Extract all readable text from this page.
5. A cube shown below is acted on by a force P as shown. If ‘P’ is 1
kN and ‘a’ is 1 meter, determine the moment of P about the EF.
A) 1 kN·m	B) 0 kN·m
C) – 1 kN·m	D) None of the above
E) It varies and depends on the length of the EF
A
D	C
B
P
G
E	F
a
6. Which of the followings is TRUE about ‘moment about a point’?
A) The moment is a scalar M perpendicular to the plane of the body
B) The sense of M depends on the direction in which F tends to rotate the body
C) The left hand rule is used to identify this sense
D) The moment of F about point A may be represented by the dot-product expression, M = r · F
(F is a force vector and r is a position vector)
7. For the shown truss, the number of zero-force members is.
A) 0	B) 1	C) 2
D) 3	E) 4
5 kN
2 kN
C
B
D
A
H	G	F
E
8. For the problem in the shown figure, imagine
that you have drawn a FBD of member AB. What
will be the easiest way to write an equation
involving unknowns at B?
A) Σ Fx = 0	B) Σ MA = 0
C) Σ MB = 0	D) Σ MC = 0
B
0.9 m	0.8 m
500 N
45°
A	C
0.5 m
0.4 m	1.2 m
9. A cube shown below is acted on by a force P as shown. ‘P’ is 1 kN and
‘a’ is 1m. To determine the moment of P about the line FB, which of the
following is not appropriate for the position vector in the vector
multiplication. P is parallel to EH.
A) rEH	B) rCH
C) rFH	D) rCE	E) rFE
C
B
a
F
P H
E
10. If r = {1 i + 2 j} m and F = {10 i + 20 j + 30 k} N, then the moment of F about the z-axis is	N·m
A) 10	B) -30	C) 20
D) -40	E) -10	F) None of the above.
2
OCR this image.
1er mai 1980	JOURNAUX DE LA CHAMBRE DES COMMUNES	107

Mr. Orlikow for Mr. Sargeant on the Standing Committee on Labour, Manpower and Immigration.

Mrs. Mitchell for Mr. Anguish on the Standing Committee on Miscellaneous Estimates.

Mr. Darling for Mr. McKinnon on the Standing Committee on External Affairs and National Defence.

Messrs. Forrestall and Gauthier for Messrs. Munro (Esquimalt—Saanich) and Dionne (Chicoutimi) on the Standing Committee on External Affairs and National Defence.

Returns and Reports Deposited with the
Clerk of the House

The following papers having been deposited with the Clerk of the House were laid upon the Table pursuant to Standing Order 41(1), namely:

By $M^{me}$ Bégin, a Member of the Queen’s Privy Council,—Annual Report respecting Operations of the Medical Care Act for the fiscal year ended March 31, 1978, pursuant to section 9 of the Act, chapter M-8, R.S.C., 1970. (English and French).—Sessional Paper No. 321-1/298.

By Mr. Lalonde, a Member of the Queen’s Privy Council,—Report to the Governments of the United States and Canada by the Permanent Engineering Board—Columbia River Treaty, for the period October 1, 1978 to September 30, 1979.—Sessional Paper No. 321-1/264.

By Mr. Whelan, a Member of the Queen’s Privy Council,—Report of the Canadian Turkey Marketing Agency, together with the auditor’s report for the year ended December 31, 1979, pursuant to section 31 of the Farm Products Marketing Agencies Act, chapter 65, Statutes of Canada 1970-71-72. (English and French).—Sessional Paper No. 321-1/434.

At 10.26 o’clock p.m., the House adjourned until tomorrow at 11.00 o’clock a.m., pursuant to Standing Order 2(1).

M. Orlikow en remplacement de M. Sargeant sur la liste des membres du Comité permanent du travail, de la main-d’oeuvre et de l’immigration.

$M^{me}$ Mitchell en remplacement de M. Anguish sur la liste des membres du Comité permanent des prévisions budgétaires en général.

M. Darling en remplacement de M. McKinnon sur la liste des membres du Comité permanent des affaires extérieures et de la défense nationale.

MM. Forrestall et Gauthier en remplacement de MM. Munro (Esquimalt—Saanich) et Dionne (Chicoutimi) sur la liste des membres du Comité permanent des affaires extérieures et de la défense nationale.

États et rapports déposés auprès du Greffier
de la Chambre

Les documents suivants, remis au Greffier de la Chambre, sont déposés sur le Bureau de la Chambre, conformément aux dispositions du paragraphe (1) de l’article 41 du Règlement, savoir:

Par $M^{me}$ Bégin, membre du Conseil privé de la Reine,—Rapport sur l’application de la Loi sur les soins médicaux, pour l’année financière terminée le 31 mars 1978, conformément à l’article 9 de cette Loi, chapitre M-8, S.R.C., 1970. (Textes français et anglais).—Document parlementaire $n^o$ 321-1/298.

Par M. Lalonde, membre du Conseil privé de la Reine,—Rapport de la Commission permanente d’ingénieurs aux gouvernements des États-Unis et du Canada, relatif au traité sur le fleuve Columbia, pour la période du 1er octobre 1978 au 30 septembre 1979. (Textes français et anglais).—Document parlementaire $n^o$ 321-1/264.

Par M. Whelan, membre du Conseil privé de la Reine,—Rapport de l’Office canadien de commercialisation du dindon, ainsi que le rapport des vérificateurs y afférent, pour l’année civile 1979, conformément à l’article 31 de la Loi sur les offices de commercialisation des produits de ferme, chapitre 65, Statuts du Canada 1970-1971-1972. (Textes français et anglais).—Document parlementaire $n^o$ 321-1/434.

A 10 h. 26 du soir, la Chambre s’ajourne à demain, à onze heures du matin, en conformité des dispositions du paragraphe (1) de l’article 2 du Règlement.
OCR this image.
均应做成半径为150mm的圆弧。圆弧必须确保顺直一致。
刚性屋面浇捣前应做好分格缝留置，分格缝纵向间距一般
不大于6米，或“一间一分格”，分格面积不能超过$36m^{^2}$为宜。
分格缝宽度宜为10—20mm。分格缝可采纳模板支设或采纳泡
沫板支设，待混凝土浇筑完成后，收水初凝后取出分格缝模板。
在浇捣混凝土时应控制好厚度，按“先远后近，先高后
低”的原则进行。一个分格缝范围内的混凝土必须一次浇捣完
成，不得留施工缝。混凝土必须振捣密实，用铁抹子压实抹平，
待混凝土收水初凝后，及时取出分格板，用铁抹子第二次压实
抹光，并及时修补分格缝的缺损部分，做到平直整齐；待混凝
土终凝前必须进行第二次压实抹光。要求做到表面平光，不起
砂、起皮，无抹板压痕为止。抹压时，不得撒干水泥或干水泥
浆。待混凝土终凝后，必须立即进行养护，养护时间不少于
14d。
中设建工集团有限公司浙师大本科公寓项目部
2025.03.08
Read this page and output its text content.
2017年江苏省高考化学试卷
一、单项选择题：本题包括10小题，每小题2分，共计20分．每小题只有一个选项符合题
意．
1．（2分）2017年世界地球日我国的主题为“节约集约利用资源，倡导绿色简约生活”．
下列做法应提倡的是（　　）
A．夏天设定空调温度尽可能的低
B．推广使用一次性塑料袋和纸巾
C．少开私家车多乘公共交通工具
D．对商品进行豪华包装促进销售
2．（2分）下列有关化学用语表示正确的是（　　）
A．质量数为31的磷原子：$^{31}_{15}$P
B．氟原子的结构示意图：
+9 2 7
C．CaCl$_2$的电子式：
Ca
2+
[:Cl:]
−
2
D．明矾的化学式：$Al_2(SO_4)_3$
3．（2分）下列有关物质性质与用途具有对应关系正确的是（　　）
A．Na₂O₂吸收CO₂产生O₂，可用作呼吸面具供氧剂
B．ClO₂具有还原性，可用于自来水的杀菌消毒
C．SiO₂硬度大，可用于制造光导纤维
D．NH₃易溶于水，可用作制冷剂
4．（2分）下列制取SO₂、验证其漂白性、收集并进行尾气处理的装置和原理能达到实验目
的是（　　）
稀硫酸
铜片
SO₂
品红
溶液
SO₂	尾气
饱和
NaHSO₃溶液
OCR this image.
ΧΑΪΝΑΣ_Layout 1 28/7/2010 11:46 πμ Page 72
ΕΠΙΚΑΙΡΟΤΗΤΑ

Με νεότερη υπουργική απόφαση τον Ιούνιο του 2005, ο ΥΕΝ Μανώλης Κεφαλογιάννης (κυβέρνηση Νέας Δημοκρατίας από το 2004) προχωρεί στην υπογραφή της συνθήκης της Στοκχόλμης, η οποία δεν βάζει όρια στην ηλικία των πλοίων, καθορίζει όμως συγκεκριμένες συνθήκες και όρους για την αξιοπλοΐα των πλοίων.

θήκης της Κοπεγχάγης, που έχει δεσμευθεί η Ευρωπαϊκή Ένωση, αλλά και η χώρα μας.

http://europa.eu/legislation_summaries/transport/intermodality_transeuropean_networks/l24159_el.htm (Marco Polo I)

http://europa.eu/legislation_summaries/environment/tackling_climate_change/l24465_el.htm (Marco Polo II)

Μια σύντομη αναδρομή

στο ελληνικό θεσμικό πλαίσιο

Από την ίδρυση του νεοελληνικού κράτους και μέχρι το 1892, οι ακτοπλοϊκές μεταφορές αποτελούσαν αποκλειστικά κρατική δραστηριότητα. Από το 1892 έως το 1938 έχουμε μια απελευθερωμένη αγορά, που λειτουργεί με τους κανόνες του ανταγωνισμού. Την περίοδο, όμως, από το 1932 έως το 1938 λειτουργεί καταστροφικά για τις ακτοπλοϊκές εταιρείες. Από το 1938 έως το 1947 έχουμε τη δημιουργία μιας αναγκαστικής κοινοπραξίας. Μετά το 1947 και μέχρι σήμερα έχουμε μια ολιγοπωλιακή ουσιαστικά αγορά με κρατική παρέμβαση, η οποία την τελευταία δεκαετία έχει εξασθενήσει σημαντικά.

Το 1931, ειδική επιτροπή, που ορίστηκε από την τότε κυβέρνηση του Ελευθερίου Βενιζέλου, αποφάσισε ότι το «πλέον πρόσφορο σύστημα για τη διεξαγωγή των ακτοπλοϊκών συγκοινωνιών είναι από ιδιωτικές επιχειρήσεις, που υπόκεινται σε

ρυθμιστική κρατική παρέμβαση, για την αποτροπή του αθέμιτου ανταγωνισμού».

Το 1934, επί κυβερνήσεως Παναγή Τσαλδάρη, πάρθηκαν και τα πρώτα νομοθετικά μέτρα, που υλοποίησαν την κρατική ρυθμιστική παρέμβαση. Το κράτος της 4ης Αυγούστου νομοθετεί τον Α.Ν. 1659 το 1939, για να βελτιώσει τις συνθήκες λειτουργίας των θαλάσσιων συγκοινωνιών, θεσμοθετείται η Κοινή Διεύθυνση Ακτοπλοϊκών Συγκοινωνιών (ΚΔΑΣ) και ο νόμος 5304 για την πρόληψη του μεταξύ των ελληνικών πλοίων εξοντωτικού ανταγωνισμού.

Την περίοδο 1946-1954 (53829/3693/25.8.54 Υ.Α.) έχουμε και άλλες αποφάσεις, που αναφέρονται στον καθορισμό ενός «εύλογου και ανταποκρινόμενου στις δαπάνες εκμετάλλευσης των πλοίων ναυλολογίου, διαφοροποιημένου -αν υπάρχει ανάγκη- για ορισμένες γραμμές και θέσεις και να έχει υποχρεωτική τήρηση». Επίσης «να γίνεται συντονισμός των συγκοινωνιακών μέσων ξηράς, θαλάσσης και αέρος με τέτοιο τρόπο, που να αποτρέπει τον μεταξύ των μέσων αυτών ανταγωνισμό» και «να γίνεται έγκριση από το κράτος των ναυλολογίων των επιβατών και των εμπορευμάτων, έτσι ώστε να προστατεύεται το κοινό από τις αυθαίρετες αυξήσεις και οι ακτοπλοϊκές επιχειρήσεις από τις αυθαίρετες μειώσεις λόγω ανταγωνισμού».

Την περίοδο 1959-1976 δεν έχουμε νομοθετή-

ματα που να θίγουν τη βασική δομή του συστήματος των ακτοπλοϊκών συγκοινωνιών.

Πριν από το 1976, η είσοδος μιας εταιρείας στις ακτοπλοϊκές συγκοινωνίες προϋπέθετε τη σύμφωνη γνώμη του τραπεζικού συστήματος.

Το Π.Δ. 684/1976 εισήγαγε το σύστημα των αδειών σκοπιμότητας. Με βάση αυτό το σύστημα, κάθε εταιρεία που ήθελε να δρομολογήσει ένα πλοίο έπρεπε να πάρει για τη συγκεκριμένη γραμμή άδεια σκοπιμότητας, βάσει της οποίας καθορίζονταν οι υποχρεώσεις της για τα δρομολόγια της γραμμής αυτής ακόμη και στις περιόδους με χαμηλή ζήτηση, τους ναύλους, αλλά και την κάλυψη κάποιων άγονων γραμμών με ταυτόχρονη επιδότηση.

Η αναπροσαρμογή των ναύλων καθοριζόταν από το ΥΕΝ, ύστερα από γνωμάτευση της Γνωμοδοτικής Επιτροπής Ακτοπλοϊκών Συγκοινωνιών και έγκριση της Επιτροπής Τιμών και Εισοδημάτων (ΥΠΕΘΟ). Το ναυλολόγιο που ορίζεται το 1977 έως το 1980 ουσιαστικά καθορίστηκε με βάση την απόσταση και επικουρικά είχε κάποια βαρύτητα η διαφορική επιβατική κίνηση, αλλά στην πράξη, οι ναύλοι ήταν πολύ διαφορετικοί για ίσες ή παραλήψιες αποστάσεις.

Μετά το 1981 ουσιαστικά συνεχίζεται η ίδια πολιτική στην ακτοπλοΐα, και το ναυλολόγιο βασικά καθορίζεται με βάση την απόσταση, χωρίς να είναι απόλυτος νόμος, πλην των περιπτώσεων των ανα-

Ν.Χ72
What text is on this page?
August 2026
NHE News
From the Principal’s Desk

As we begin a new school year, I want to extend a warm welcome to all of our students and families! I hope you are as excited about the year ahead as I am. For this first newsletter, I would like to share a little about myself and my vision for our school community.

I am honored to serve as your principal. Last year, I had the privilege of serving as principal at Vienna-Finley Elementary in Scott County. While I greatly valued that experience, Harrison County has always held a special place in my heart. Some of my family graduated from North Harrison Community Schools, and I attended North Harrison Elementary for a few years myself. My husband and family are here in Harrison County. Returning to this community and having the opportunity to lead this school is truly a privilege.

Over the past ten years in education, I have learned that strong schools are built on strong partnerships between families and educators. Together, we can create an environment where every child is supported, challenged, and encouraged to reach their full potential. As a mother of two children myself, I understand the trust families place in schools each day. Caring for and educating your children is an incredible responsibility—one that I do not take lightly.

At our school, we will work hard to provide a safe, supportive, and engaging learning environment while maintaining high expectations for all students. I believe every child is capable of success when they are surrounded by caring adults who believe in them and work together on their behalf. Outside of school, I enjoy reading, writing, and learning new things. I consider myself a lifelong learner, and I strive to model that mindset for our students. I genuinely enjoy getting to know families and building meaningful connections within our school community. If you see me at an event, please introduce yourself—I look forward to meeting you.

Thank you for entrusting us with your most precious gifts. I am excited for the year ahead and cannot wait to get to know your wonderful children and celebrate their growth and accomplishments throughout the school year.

- _Short task_
Collect each line containing the string "Conseil".

- _Task result_
Par $M^{me}$ Bégin, membre du Conseil privé de la Reine,—Rapport sur l’application de la Loi sur les soins médicaux, pour l’année financière terminée le 31 mars 1978, conformément à l’article 9 de cette Loi, chapitre M-8, S.R.C., 1970. (Textes français et anglais).—Document parlementaire $n^o$ 321-1/298.
Par M. Lalonde, membre du Conseil privé de la Reine,—Rapport de la Commission permanente d’ingénieurs aux gouvernements des États-Unis et du Canada, relatif au traité sur le fleuve Columbia, pour la période du 1er octobre 1978 au 30 septembre 1979. (Textes français et anglais).—Document parlementaire $n^o$ 321-1/264.
Par M. Whelan, membre du Conseil privé de la Reine,—Rapport de l’Office canadien de commercialisation du dindon, ainsi que le rapport des vérificateurs y afférent, pour l’année civile 1979, conformément à l’article 31 de la Loi sur les offices de commercialisation des produits de ferme, chapitre 65, Statuts du Canada 1970-1971-1972. (Textes français et anglais).—Document parlementaire $n^o$ 321-1/434.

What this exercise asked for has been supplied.